### What is being asked
Please reproduce the items word for word, starting at the beginning of the items and stopping after the line that contains "host-arms bbox=[430, 534, 456, 546]".

### Source records

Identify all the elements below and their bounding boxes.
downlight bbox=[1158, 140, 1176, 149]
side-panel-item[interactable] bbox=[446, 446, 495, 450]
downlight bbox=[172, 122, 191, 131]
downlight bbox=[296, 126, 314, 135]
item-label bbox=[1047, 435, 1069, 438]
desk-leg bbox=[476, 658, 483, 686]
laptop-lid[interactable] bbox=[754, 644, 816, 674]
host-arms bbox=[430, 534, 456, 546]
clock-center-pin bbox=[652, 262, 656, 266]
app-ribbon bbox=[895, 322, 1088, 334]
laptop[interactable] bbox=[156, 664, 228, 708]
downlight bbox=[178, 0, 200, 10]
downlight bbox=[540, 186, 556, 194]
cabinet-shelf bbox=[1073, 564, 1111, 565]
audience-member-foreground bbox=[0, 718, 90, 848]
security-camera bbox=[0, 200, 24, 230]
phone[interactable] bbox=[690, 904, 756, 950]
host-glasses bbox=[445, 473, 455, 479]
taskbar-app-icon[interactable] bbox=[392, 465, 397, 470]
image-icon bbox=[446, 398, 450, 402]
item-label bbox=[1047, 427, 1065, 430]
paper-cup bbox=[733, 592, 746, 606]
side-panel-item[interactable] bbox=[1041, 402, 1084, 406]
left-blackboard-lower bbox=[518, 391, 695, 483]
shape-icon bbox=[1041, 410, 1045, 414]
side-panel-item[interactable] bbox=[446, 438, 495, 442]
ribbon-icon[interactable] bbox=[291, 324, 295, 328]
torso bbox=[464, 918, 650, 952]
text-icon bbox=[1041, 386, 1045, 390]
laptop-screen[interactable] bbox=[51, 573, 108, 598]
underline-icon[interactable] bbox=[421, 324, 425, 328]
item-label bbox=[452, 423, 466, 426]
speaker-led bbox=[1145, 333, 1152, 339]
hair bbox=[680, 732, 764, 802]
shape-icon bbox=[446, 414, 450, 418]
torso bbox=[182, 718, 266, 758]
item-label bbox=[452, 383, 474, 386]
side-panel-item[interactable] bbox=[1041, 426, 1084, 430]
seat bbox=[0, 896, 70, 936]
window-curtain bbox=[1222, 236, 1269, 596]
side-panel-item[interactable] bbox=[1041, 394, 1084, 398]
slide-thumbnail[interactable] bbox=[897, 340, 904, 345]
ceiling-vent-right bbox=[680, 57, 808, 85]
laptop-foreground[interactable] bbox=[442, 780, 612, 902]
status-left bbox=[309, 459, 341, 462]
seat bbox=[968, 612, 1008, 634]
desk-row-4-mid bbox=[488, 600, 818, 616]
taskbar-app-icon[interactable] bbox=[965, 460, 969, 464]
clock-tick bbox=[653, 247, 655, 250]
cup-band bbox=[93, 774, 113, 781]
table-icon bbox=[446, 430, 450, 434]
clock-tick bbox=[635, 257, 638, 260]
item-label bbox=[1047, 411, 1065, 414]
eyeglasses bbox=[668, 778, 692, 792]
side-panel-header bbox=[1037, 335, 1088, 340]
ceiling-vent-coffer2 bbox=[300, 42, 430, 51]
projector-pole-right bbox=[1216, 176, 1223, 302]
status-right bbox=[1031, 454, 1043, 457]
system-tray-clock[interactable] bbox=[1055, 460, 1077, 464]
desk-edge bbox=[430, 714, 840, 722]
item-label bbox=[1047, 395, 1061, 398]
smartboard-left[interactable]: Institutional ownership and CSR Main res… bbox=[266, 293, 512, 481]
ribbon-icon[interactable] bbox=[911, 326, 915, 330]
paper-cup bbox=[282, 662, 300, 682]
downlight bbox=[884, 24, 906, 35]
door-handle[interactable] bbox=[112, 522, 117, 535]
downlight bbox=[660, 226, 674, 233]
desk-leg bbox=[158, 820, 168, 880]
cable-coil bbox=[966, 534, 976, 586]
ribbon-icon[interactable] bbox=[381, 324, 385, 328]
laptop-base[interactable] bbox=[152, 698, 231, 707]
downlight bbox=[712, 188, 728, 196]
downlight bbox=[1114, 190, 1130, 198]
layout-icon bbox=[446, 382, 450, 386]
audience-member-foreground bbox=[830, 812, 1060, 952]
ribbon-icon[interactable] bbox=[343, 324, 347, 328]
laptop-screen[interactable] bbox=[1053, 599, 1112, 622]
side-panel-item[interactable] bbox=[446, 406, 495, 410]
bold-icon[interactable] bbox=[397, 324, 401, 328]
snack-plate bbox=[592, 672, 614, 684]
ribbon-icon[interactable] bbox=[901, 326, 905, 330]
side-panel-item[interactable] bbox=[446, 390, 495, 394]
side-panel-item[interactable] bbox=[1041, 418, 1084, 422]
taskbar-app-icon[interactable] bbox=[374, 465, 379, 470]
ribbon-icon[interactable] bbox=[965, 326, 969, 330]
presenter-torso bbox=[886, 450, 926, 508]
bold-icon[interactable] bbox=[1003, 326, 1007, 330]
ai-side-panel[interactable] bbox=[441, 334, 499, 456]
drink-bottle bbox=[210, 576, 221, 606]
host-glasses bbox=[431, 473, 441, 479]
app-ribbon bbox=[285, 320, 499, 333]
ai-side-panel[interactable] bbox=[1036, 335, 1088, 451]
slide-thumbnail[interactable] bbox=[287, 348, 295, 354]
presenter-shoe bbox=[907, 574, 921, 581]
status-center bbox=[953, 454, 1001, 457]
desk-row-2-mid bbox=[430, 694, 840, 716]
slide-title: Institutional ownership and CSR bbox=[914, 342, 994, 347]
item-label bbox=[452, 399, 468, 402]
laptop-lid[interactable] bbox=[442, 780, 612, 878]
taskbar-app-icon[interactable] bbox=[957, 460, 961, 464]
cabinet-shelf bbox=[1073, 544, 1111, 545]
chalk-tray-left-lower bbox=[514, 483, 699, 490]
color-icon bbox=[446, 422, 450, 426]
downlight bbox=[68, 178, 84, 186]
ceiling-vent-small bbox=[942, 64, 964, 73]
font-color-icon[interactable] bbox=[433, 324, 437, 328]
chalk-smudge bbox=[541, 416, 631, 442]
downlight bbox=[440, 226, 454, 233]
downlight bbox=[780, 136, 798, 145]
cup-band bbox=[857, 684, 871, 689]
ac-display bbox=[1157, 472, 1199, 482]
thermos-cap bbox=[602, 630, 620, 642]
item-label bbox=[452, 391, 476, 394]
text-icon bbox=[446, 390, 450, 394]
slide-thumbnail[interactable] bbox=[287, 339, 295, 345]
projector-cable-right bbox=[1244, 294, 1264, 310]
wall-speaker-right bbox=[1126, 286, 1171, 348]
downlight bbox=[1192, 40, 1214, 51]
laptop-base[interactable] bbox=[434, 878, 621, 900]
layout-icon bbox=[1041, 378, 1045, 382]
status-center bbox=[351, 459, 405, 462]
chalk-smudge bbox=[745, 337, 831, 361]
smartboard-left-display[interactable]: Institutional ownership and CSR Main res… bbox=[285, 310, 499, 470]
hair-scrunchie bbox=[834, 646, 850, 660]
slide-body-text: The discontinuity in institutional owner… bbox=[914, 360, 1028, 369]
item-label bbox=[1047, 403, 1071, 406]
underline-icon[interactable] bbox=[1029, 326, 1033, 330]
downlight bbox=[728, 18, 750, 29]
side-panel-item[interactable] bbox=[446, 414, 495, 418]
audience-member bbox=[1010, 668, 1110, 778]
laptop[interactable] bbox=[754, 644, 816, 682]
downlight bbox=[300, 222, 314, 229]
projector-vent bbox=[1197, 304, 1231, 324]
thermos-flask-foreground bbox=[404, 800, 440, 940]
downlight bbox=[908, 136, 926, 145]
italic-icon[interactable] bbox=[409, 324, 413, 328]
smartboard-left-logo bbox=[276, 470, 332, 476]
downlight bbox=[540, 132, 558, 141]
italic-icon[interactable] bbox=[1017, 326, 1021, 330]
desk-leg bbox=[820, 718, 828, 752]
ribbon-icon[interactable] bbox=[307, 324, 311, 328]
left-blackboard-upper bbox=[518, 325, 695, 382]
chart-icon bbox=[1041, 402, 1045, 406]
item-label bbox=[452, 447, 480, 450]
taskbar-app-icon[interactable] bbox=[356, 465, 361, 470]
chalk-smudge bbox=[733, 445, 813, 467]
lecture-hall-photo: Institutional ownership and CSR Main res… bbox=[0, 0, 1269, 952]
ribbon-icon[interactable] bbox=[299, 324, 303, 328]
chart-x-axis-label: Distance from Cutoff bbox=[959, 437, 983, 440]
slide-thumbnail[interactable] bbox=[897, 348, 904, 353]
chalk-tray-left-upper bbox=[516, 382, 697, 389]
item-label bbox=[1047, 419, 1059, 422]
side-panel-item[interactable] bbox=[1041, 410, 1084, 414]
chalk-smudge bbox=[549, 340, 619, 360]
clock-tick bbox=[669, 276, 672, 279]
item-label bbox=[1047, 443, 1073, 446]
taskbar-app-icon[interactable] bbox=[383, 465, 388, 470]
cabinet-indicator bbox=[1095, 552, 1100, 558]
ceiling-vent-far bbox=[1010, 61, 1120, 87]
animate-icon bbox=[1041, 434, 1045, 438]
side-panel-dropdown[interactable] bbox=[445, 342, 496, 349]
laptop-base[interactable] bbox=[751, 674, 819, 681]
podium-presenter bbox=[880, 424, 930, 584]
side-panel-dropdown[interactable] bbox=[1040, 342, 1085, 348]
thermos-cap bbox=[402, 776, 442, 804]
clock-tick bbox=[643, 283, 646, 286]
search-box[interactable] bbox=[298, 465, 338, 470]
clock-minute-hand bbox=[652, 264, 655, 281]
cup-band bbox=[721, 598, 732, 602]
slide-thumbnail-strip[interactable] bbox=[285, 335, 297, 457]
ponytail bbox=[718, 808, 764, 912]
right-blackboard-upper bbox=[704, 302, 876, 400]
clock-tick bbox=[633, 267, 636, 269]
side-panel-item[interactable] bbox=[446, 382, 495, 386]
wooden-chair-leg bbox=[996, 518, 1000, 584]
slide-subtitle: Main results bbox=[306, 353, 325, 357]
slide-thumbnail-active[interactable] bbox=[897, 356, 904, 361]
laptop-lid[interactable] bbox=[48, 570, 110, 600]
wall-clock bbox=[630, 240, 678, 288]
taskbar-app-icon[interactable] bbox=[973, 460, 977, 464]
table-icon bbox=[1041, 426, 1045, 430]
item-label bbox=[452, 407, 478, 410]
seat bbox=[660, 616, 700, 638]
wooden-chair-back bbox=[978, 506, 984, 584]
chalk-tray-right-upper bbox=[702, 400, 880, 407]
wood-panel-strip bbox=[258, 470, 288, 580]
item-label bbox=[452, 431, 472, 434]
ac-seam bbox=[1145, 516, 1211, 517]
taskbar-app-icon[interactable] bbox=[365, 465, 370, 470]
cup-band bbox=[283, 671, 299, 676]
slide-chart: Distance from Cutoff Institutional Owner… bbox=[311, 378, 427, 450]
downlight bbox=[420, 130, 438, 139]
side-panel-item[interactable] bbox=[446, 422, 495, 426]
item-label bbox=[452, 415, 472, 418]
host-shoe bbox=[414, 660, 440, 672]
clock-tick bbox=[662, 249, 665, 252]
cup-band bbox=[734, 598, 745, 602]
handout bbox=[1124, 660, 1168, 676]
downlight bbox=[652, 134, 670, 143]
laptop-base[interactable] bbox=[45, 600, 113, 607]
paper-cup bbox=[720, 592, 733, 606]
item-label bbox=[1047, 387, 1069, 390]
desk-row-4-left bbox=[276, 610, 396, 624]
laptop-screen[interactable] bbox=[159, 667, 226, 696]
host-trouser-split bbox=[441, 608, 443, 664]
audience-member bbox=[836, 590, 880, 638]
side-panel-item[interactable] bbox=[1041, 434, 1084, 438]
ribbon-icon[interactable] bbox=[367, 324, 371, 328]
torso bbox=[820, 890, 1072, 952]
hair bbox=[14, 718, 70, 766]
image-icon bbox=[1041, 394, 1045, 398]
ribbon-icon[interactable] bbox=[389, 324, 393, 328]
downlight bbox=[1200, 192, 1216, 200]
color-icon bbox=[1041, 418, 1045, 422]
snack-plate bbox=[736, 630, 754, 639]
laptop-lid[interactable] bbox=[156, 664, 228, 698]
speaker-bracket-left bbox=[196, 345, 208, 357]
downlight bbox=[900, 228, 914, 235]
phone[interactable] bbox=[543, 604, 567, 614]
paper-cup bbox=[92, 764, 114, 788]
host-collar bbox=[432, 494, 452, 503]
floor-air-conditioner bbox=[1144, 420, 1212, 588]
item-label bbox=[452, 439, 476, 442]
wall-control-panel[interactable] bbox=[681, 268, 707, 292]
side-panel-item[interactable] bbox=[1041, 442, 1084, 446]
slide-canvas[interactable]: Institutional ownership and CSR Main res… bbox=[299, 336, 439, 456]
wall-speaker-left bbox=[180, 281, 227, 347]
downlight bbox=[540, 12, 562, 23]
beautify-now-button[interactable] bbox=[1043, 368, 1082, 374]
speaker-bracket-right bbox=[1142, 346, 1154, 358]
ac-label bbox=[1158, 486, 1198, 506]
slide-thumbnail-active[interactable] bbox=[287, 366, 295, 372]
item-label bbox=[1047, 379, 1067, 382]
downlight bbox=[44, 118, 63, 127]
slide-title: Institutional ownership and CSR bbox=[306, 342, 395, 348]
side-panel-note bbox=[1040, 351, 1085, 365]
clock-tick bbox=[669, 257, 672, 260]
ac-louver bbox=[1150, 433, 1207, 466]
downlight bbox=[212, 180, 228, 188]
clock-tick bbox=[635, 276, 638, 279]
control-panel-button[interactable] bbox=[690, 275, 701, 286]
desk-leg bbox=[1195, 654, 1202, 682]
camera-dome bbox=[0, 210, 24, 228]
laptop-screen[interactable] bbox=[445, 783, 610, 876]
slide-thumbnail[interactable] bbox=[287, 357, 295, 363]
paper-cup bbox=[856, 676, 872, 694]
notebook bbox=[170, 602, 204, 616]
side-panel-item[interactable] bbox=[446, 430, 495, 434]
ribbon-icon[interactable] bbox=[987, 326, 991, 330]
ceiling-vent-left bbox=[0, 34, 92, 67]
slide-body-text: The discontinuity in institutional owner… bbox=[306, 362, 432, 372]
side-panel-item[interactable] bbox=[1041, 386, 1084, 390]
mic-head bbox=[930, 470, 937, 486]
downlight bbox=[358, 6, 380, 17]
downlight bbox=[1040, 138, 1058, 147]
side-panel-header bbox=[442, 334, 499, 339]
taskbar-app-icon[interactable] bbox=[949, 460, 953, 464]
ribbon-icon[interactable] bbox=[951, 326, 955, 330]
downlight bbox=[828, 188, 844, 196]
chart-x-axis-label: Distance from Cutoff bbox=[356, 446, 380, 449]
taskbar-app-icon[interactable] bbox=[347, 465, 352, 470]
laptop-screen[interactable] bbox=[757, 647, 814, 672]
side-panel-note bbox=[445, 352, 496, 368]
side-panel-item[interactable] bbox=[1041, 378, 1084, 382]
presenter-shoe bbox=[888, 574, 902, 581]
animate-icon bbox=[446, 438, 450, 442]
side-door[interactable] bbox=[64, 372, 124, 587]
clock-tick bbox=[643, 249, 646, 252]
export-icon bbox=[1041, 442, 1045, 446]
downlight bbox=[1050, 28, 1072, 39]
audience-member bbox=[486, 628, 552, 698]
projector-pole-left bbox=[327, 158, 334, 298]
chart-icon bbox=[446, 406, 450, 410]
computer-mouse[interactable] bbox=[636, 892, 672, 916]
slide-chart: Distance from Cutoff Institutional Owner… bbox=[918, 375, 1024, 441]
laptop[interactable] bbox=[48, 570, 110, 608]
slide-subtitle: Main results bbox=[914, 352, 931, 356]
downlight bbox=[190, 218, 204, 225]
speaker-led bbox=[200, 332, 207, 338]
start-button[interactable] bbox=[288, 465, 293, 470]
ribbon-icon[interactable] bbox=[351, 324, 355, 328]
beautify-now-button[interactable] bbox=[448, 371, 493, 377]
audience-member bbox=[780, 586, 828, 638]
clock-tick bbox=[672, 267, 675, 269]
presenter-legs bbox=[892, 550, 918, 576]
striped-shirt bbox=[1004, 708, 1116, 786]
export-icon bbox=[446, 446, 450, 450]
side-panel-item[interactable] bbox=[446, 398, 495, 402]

### Worked answer
Identify all the elements below and their bounding boxes.
downlight bbox=[1158, 140, 1176, 149]
side-panel-item[interactable] bbox=[446, 446, 495, 450]
downlight bbox=[172, 122, 191, 131]
downlight bbox=[296, 126, 314, 135]
item-label bbox=[1047, 435, 1069, 438]
desk-leg bbox=[476, 658, 483, 686]
laptop-lid[interactable] bbox=[754, 644, 816, 674]
host-arms bbox=[430, 534, 456, 546]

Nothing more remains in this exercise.